Given task. Can you give every line of the material below as a JSON list of strings, one string per line, skipping blank lines and leaving the pictures out?

Records supplied.
**********
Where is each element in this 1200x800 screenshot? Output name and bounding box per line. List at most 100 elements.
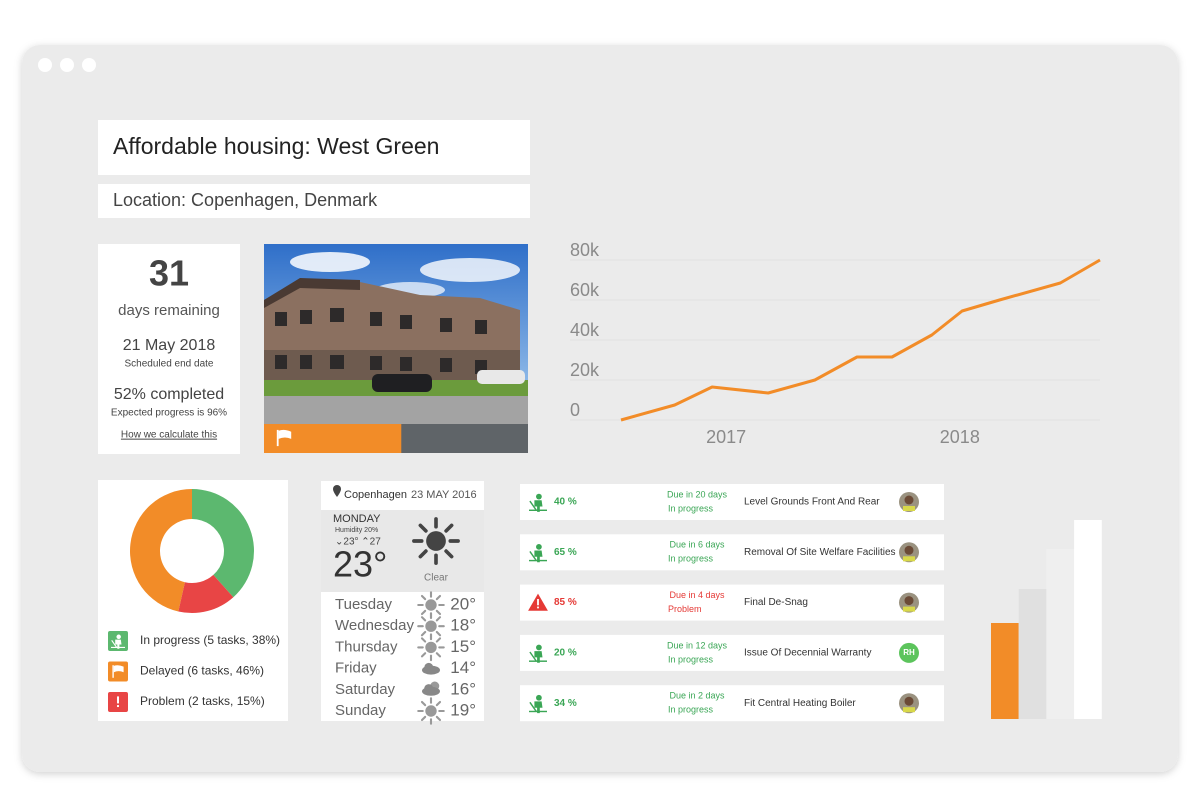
pin-icon [333,485,341,497]
forecast-day: Tuesday [335,596,392,613]
pie-slice [192,489,255,598]
task-percent: 85 % [554,597,577,608]
progress-fill [264,424,402,453]
sun-ray [435,715,442,722]
task-status: In progress [668,503,714,513]
task-status: Problem [668,604,702,614]
avatar-vest [903,506,915,511]
sun-core [425,620,437,632]
task-name: Issue Of Decennial Warranty [744,648,871,659]
legend-swatch [108,661,128,682]
forecast-temp: 19° [450,700,476,719]
sun-icon [417,633,445,662]
flag-cloth [278,429,292,439]
task-due: Due in 4 days [669,590,725,600]
bar [1018,589,1047,719]
task-percent: 40 % [554,497,577,508]
sun-ray [420,594,427,601]
forecast-temp: 18° [450,616,476,635]
task-percent: 20 % [554,648,577,659]
cloud-icon [422,662,440,675]
warning-mark [537,606,539,609]
task-due: Due in 12 days [667,640,728,650]
weather-location: Copenhagen [344,489,407,501]
flag-cloth [113,665,124,673]
sun-core [425,599,437,611]
sun-ray [435,630,442,637]
sun-core [425,705,437,717]
current-temp: 23° [333,544,387,585]
worker-icon [111,634,125,649]
task-name: Level Grounds Front And Rear [744,497,880,508]
forecast-day: Sunday [335,702,386,719]
worker-shovel [529,500,537,511]
forecast-temp: 15° [450,637,476,656]
avatar-vest [903,707,915,713]
task-list: 40 % Due in 20 days In progress Level Groun… [520,484,944,722]
legend-label: Problem (2 tasks, 15%) [140,694,265,708]
site-photo [264,244,528,424]
windows-part [300,310,312,324]
end-date: 21 May 2018 [123,337,216,354]
windows-part [400,315,412,329]
y-tick-label: 60k [570,280,600,300]
sun-ray [420,630,427,637]
task-card [520,634,944,671]
task-row: 40 % Due in 20 days In progress Level Groun… [520,484,944,520]
warning-mark [537,599,539,606]
days-label: days remaining [118,302,220,319]
weather-forecast: Tuesday 20° Wednesday 18° Thursday 15° Friday 1… [335,591,476,725]
avatar-initials: RH [903,648,915,657]
task-card [520,534,944,571]
task-percent: 65 % [554,547,577,558]
avatar-face [904,495,914,505]
windows [275,308,487,374]
low-high: ⌄23° ⌃27 [335,537,381,548]
windows-part [330,308,344,322]
cloud-part [424,684,434,694]
bar [1074,520,1102,719]
pie-slice [178,574,234,614]
task-status: In progress [668,705,714,715]
weather-date: 23 MAY 2016 [411,489,477,501]
progress [264,424,402,453]
sun-core [425,641,437,654]
forecast-temp: 16° [450,679,476,698]
y-tick-label: 20k [570,360,600,380]
location-card [98,184,530,218]
avatar [899,642,919,663]
line-series [620,258,1101,422]
weather-day: MONDAY [333,513,381,525]
roof [264,278,360,308]
worker-shovel [529,701,537,712]
forecast-day: Friday [335,660,377,677]
sun-ray [444,549,454,559]
worker-body [534,701,543,714]
weather-today [321,510,484,592]
car [477,370,525,384]
worker-icon [529,644,547,663]
worker-body [115,639,122,649]
task-status: In progress [668,654,714,664]
sun-icon [412,517,460,565]
bar [991,623,1019,719]
windows-part [275,312,287,326]
y-tick-label: 0 [570,400,580,420]
task-card [520,685,944,722]
pie-slice [130,489,192,612]
sun-icon [417,697,445,725]
windows-part [370,312,382,326]
charts: 0 20k 40k 60k 80k 2017 2018 In progress (5 task… [108,240,1102,719]
calc-link[interactable]: How we calculate this [121,430,217,441]
sun-ray [435,700,442,707]
parking [264,396,528,424]
end-date-label: Scheduled end date [125,359,214,370]
sun-ray [420,652,427,658]
bar [1046,549,1075,719]
project-title: Affordable housing: West Green [113,133,439,159]
cloud-part [424,662,434,672]
worker-shovel [529,550,537,561]
windows-part [300,355,312,369]
sun-ray [435,616,442,622]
**********
Result of the task.
[
  "Where is each element in this 1200x800 screenshot? Output name and bounding box per line. List at most 100 elements.",
  "pin-icon [333,485,341,497]",
  "forecast-day: Tuesday [335,596,392,613]",
  "pie-slice [192,489,255,598]",
  "task-percent: 85 % [554,597,577,608]",
  "progress-fill [264,424,402,453]",
  "sun-ray [435,715,442,722]",
  "task-status: In progress [668,503,714,513]",
  "task-status: Problem [668,604,702,614]",
  "avatar-vest [903,506,915,511]",
  "sun-core [425,620,437,632]",
  "task-name: Issue Of Decennial Warranty [744,648,871,659]",
  "legend-swatch [108,661,128,682]",
  "forecast-temp: 19° [450,700,476,719]",
  "sun-icon [417,633,445,662]",
  "flag-cloth [278,429,292,439]",
  "task-due: Due in 4 days [669,590,725,600]",
  "bar [1018,589,1047,719]",
  "task-percent: 40 % [554,497,577,508]",
  "sun-ray [420,594,427,601]",
  "forecast-temp: 18° [450,616,476,635]",
  "task-percent: 20 % [554,648,577,659]",
  "cloud-icon [422,662,440,675]",
  "warning-mark [537,606,539,609]",
  "task-due: Due in 12 days [667,640,728,650]",
  "weather-location: Copenhagen [344,489,407,501]",
  "flag-cloth [113,665,124,673]",
  "sun-core [425,599,437,611]",
  "sun-ray [435,630,442,637]",
  "sun-core [425,705,437,717]",
  "current-temp: 23° [333,544,387,585]",
  "worker-icon [111,634,125,649]",
  "task-name: Level Grounds Front And Rear [744,497,880,508]",
  "forecast-day: Sunday [335,702,386,719]",
  "worker-shovel [529,500,537,511]",
  "forecast-temp: 15° [450,637,476,656]",
  "avatar-vest [903,707,915,713]",
  "task-list: 40 % Due in 20 days In progress Level Groun… [520,484,944,722]",
  "legend-label: Problem (2 tasks, 15%) [140,694,265,708]",
  "site-photo [264,244,528,424]",
  "windows-part [300,310,312,324]",
  "end-date: 21 May 2018 [123,337,216,354]",
  "windows-part [400,315,412,329]",
  "y-tick-label: 60k [570,280,600,300]",
  "sun-ray [420,630,427,637]",
  "task-card [520,634,944,671]",
  "task-row: 40 % Due in 20 days In progress Level Groun… [520,484,944,520]",
  "warning-mark [537,599,539,606]",
  "days-label: days remaining [118,302,220,319]",
  "weather-forecast: Tuesday 20° Wednesday 18° Thursday 15° Friday 1… [335,591,476,725]",
  "avatar-initials: RH [903,648,915,657]",
  "task-card [520,534,944,571]",
  "task-percent: 65 % [554,547,577,558]",
  "avatar-face [904,495,914,505]",
  "windows [275,308,487,374]",
  "low-high: ⌄23° ⌃27 [335,537,381,548]",
  "windows-part [330,308,344,322]",
  "cloud-part [424,684,434,694]",
  "bar [1074,520,1102,719]",
  "pie-slice [178,574,234,614]",
  "task-status: In progress [668,705,714,715]",
  "weather-date: 23 MAY 2016 [411,489,477,501]",
  "progress [264,424,402,453]",
  "sun-core [425,641,437,654]",
  "forecast-temp: 16° [450,679,476,698]",
  "y-tick-label: 20k [570,360,600,380]",
  "location-card [98,184,530,218]",
  "avatar [899,642,919,663]",
  "line-series [620,258,1101,422]",
  "weather-day: MONDAY [333,513,381,525]",
  "roof [264,278,360,308]",
  "worker-shovel [529,701,537,712]",
  "forecast-day: Friday [335,660,377,677]",
  "sun-ray [444,549,454,559]",
  "worker-body [534,701,543,714]",
  "weather-today [321,510,484,592]",
  "car [477,370,525,384]",
  "worker-icon [529,644,547,663]",
  "worker-body [115,639,122,649]",
  "task-status: In progress [668,654,714,664]",
  "sun-icon [412,517,460,565]",
  "bar [991,623,1019,719]",
  "windows-part [275,312,287,326]",
  "y-tick-label: 0 [570,400,580,420]",
  "task-card [520,685,944,722]",
  "pie-slice [130,489,192,612]",
  "sun-icon [417,697,445,725]",
  "windows-part [370,312,382,326]",
  "charts: 0 20k 40k 60k 80k 2017 2018 In progress (5 task… [108,240,1102,719]",
  "calc-link[interactable]: How we calculate this [121,430,217,441]",
  "sun-ray [435,700,442,707]",
  "parking [264,396,528,424]",
  "end-date-label: Scheduled end date [125,359,214,370]",
  "sun-ray [420,652,427,658]",
  "bar [1046,549,1075,719]",
  "project-title: Affordable housing: West Green [113,133,439,159]",
  "cloud-part [424,662,434,672]",
  "worker-shovel [529,550,537,561]",
  "windows-part [300,355,312,369]",
  "sun-ray [435,616,442,622]"
]